* Begin Supplied records *
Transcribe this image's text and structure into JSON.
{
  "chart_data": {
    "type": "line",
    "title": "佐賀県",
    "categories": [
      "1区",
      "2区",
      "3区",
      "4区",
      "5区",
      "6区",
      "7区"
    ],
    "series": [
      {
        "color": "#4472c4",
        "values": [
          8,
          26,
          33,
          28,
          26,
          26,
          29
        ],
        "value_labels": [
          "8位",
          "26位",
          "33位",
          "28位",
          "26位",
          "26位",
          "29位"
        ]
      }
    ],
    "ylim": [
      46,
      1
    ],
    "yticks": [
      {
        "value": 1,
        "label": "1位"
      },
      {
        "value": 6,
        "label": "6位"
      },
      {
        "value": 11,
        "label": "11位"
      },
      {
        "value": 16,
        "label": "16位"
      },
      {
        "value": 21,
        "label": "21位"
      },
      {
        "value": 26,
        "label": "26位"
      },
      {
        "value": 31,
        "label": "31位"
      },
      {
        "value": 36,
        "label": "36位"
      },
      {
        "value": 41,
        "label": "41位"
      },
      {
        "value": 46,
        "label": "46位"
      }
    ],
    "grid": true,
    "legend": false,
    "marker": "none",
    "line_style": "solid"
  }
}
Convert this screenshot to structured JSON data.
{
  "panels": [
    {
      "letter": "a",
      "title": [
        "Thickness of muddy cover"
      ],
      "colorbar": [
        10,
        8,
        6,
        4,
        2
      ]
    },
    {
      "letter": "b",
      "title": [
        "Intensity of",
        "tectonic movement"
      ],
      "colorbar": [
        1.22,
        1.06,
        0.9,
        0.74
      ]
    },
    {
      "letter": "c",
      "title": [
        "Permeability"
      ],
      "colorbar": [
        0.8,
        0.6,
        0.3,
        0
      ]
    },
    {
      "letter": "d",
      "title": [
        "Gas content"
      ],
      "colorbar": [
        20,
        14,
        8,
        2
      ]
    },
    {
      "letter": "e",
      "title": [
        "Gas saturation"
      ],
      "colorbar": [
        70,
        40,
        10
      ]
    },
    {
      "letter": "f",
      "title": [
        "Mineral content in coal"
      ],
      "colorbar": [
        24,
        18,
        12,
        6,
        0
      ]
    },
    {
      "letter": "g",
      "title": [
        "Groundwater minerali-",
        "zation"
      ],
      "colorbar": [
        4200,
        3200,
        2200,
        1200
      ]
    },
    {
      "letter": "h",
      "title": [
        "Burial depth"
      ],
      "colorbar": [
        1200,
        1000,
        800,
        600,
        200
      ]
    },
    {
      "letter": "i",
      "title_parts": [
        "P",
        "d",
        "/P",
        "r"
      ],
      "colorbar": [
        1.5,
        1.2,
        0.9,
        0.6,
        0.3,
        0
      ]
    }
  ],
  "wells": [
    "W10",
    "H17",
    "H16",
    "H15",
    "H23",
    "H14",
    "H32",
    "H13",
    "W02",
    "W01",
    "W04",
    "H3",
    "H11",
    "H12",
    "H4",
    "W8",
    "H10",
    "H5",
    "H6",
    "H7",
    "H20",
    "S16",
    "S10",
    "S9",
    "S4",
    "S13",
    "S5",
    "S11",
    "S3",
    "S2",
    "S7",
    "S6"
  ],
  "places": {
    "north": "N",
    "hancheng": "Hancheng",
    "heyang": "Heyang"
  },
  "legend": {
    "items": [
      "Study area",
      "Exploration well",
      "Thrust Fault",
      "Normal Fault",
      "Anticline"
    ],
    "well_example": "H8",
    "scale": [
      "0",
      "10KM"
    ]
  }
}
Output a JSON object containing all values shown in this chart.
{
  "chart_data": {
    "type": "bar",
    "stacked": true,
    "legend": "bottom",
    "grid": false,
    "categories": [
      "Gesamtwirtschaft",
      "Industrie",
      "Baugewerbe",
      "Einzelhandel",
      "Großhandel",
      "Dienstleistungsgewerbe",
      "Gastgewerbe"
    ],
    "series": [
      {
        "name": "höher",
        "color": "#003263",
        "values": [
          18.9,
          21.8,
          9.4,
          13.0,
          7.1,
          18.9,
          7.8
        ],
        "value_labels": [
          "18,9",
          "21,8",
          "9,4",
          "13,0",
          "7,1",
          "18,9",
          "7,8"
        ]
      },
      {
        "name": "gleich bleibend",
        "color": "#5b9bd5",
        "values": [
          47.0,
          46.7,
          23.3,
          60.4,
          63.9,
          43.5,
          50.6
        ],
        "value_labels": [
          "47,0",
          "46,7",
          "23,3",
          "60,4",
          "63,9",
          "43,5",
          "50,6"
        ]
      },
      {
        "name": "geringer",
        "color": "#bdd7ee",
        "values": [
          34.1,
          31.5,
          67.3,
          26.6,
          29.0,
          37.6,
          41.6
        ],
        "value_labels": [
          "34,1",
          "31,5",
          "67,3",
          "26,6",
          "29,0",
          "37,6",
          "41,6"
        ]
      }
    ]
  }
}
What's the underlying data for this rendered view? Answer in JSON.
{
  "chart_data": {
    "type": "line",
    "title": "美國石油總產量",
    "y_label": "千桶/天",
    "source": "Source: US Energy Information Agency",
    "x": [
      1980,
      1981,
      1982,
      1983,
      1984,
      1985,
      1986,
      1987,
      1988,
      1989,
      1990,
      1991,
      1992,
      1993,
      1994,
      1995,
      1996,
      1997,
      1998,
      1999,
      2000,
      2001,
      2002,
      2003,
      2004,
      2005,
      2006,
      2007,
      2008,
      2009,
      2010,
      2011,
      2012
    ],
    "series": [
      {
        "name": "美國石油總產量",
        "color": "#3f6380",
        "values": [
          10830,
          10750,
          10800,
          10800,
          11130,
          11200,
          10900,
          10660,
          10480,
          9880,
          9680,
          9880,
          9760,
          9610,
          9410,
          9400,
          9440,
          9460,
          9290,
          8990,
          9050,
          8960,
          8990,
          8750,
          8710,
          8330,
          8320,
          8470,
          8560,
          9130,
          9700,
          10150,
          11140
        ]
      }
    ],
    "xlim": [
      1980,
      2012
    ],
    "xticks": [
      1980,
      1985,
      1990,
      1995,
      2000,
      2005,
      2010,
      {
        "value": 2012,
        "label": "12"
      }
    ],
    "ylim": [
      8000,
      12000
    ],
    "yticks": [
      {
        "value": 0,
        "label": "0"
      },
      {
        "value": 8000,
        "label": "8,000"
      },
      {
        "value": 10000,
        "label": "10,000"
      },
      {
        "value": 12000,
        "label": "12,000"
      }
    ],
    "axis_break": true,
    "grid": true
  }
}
* End Supplied records *
- _Exercise_: Determine how many lines in the data above contain the string "true". Give nothing except the number.

- _Correct response_: 4